**REQUIRED WORK:**
From the records, pick out and copy each line containing "name".

━━━━━━━━

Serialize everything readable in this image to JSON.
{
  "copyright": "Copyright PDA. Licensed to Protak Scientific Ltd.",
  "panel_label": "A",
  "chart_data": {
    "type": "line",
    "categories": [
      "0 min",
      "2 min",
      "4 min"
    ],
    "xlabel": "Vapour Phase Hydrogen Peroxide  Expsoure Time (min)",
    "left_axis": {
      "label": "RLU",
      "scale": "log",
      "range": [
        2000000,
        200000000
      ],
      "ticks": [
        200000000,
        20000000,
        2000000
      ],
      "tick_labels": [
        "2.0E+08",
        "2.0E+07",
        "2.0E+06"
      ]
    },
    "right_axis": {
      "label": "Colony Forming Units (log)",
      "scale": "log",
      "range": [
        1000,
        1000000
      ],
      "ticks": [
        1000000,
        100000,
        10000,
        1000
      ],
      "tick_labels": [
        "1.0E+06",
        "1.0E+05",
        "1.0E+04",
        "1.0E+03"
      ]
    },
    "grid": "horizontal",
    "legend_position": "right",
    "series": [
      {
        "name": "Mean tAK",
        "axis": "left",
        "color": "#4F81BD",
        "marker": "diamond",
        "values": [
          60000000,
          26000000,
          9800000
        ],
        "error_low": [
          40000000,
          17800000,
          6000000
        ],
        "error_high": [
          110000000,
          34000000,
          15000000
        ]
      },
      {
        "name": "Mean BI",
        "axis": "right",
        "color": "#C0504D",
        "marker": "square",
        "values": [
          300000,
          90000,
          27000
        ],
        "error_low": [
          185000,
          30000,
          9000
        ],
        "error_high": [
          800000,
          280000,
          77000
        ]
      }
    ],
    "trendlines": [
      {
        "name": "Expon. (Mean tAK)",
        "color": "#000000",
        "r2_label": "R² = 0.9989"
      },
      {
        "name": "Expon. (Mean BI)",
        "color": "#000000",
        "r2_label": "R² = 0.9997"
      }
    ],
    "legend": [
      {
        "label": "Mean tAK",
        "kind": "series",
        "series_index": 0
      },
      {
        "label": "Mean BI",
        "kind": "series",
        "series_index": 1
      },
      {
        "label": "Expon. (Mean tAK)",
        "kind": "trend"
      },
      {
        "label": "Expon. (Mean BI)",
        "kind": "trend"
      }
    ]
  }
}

━━━━━━━━

**TASK RESPONSE:**
        "name": "Mean tAK",
        "name": "Mean BI",
        "name": "Expon. (Mean tAK)",
        "name": "Expon. (Mean BI)",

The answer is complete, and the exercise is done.